THE INPUT:
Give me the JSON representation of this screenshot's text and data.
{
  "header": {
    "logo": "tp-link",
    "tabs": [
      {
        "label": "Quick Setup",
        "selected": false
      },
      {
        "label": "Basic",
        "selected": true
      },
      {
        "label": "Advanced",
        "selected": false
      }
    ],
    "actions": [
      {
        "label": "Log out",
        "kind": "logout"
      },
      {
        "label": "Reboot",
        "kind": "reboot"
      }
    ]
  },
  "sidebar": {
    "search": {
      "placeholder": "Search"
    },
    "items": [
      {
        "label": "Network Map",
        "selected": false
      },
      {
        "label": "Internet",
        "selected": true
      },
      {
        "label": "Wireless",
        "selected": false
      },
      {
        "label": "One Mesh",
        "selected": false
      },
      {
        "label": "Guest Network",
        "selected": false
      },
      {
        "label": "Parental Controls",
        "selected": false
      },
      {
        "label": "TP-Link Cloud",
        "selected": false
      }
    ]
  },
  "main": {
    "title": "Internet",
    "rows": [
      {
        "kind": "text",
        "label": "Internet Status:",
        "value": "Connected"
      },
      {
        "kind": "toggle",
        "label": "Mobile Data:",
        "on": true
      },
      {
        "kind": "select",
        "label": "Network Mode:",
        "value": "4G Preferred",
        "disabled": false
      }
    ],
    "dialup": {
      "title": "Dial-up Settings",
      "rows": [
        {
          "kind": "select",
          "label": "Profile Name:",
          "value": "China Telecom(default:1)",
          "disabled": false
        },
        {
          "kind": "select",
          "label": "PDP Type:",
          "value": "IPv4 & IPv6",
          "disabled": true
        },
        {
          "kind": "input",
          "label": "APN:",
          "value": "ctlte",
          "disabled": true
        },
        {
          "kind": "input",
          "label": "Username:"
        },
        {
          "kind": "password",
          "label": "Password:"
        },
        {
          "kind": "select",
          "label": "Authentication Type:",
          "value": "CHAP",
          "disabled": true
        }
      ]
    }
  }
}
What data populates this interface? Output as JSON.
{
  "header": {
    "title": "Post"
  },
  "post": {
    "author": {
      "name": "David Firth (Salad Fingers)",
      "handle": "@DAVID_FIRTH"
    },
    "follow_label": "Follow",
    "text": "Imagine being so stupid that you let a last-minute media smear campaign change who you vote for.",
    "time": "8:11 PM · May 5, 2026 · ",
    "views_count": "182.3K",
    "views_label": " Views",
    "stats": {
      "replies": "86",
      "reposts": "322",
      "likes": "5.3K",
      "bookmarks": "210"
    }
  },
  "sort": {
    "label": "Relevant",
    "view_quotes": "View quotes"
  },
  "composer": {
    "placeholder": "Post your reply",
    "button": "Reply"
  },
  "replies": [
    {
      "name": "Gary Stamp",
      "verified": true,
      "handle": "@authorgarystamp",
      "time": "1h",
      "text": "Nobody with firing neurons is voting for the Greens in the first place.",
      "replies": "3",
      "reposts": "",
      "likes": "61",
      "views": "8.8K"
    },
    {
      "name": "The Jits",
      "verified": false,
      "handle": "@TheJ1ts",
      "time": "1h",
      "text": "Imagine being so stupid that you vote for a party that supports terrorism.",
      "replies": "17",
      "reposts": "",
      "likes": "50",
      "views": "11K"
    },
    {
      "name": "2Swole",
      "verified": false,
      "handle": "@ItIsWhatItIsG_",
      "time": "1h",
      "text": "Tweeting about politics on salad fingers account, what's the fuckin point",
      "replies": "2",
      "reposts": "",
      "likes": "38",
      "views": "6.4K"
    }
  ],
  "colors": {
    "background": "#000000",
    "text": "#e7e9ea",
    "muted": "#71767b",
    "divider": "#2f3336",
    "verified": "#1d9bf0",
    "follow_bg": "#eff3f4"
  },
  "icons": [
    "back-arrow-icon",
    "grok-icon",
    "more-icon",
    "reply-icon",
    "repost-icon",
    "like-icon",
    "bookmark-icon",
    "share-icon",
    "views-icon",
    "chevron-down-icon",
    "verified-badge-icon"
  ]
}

EXERCISE DIRECTIONS:
Transcribe every record above exactly as it appears.

WRITTEN SOLUTION:
Give me the JSON representation of this screenshot's text and data.
{
  "header": {
    "logo": "tp-link",
    "tabs": [
      {
        "label": "Quick Setup",
        "selected": false
      },
      {
        "label": "Basic",
        "selected": true
      },
      {
        "label": "Advanced",
        "selected": false
      }
    ],
    "actions": [
      {
        "label": "Log out",
        "kind": "logout"
      },
      {
        "label": "Reboot",
        "kind": "reboot"
      }
    ]
  },
  "sidebar": {
    "search": {
      "placeholder": "Search"
    },
    "items": [
      {
        "label": "Network Map",
        "selected": false
      },
      {
        "label": "Internet",
        "selected": true
      },
      {
        "label": "Wireless",
        "selected": false
      },
      {
        "label": "One Mesh",
        "selected": false
      },
      {
        "label": "Guest Network",
        "selected": false
      },
      {
        "label": "Parental Controls",
        "selected": false
      },
      {
        "label": "TP-Link Cloud",
        "selected": false
      }
    ]
  },
  "main": {
    "title": "Internet",
    "rows": [
      {
        "kind": "text",
        "label": "Internet Status:",
        "value": "Connected"
      },
      {
        "kind": "toggle",
        "label": "Mobile Data:",
        "on": true
      },
      {
        "kind": "select",
        "label": "Network Mode:",
        "value": "4G Preferred",
        "disabled": false
      }
    ],
    "dialup": {
      "title": "Dial-up Settings",
      "rows": [
        {
          "kind": "select",
          "label": "Profile Name:",
          "value": "China Telecom(default:1)",
          "disabled": false
        },
        {
          "kind": "select",
          "label": "PDP Type:",
          "value": "IPv4 & IPv6",
          "disabled": true
        },
        {
          "kind": "input",
          "label": "APN:",
          "value": "ctlte",
          "disabled": true
        },
        {
          "kind": "input",
          "label": "Username:"
        },
        {
          "kind": "password",
          "label": "Password:"
        },
        {
          "kind": "select",
          "label": "Authentication Type:",
          "value": "CHAP",
          "disabled": true
        }
      ]
    }
  }
}
What data populates this interface? Output as JSON.
{
  "header": {
    "title": "Post"
  },
  "post": {
    "author": {
      "name": "David Firth (Salad Fingers)",
      "handle": "@DAVID_FIRTH"
    },
    "follow_label": "Follow",
    "text": "Imagine being so stupid that you let a last-minute media smear campaign change who you vote for.",
    "time": "8:11 PM · May 5, 2026 · ",
    "views_count": "182.3K",
    "views_label": " Views",
    "stats": {
      "replies": "86",
      "reposts": "322",
      "likes": "5.3K",
      "bookmarks": "210"
    }
  },
  "sort": {
    "label": "Relevant",
    "view_quotes": "View quotes"
  },
  "composer": {
    "placeholder": "Post your reply",
    "button": "Reply"
  },
  "replies": [
    {
      "name": "Gary Stamp",
      "verified": true,
      "handle": "@authorgarystamp",
      "time": "1h",
      "text": "Nobody with firing neurons is voting for the Greens in the first place.",
      "replies": "3",
      "reposts": "",
      "likes": "61",
      "views": "8.8K"
    },
    {
      "name": "The Jits",
      "verified": false,
      "handle": "@TheJ1ts",
      "time": "1h",
      "text": "Imagine being so stupid that you vote for a party that supports terrorism.",
      "replies": "17",
      "reposts": "",
      "likes": "50",
      "views": "11K"
    },
    {
      "name": "2Swole",
      "verified": false,
      "handle": "@ItIsWhatItIsG_",
      "time": "1h",
      "text": "Tweeting about politics on salad fingers account, what's the fuckin point",
      "replies": "2",
      "reposts": "",
      "likes": "38",
      "views": "6.4K"
    }
  ],
  "colors": {
    "background": "#000000",
    "text": "#e7e9ea",
    "muted": "#71767b",
    "divider": "#2f3336",
    "verified": "#1d9bf0",
    "follow_bg": "#eff3f4"
  },
  "icons": [
    "back-arrow-icon",
    "grok-icon",
    "more-icon",
    "reply-icon",
    "repost-icon",
    "like-icon",
    "bookmark-icon",
    "share-icon",
    "views-icon",
    "chevron-down-icon",
    "verified-badge-icon"
  ]
}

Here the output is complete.